What you will do —
Type out the material below exactly.

Entries —
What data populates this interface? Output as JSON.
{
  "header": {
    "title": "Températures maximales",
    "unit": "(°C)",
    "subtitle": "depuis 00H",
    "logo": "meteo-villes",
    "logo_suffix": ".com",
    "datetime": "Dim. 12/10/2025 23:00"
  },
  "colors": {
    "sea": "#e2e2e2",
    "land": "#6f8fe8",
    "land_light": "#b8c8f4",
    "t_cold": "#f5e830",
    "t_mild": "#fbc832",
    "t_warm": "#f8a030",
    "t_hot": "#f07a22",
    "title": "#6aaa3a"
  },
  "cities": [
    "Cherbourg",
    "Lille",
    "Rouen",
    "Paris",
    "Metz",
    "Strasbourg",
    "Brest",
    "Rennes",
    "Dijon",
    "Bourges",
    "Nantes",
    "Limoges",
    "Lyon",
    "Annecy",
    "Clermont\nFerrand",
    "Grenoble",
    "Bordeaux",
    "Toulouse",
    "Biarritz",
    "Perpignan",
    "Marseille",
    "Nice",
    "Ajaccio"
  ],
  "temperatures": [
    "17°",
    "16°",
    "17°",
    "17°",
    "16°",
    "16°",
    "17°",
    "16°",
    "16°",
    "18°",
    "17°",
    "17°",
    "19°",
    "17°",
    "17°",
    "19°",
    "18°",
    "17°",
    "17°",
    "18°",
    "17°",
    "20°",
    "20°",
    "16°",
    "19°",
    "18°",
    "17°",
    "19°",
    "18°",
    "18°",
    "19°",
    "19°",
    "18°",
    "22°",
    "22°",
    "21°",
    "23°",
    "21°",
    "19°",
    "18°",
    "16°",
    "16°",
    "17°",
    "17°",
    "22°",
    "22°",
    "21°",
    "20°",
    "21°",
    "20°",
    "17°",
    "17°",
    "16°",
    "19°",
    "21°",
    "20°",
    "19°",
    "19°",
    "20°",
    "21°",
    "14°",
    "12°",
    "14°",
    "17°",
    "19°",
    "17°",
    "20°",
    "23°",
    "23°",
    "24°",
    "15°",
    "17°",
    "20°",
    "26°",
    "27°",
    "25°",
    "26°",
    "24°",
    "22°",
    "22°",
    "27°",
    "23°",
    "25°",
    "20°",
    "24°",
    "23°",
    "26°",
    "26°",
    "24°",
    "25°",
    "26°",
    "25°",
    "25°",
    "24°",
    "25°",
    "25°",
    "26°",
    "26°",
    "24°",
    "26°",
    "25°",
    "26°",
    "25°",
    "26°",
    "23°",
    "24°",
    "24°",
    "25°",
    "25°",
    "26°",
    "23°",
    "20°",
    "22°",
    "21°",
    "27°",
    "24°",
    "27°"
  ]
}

Response —
What data populates this interface? Output as JSON.
{
  "header": {
    "title": "Températures maximales",
    "unit": "(°C)",
    "subtitle": "depuis 00H",
    "logo": "meteo-villes",
    "logo_suffix": ".com",
    "datetime": "Dim. 12/10/2025 23:00"
  },
  "colors": {
    "sea": "#e2e2e2",
    "land": "#6f8fe8",
    "land_light": "#b8c8f4",
    "t_cold": "#f5e830",
    "t_mild": "#fbc832",
    "t_warm": "#f8a030",
    "t_hot": "#f07a22",
    "title": "#6aaa3a"
  },
  "cities": [
    "Cherbourg",
    "Lille",
    "Rouen",
    "Paris",
    "Metz",
    "Strasbourg",
    "Brest",
    "Rennes",
    "Dijon",
    "Bourges",
    "Nantes",
    "Limoges",
    "Lyon",
    "Annecy",
    "Clermont\nFerrand",
    "Grenoble",
    "Bordeaux",
    "Toulouse",
    "Biarritz",
    "Perpignan",
    "Marseille",
    "Nice",
    "Ajaccio"
  ],
  "temperatures": [
    "17°",
    "16°",
    "17°",
    "17°",
    "16°",
    "16°",
    "17°",
    "16°",
    "16°",
    "18°",
    "17°",
    "17°",
    "19°",
    "17°",
    "17°",
    "19°",
    "18°",
    "17°",
    "17°",
    "18°",
    "17°",
    "20°",
    "20°",
    "16°",
    "19°",
    "18°",
    "17°",
    "19°",
    "18°",
    "18°",
    "19°",
    "19°",
    "18°",
    "22°",
    "22°",
    "21°",
    "23°",
    "21°",
    "19°",
    "18°",
    "16°",
    "16°",
    "17°",
    "17°",
    "22°",
    "22°",
    "21°",
    "20°",
    "21°",
    "20°",
    "17°",
    "17°",
    "16°",
    "19°",
    "21°",
    "20°",
    "19°",
    "19°",
    "20°",
    "21°",
    "14°",
    "12°",
    "14°",
    "17°",
    "19°",
    "17°",
    "20°",
    "23°",
    "23°",
    "24°",
    "15°",
    "17°",
    "20°",
    "26°",
    "27°",
    "25°",
    "26°",
    "24°",
    "22°",
    "22°",
    "27°",
    "23°",
    "25°",
    "20°",
    "24°",
    "23°",
    "26°",
    "26°",
    "24°",
    "25°",
    "26°",
    "25°",
    "25°",
    "24°",
    "25°",
    "25°",
    "26°",
    "26°",
    "24°",
    "26°",
    "25°",
    "26°",
    "25°",
    "26°",
    "23°",
    "24°",
    "24°",
    "25°",
    "25°",
    "26°",
    "23°",
    "20°",
    "22°",
    "21°",
    "27°",
    "24°",
    "27°"
  ]
}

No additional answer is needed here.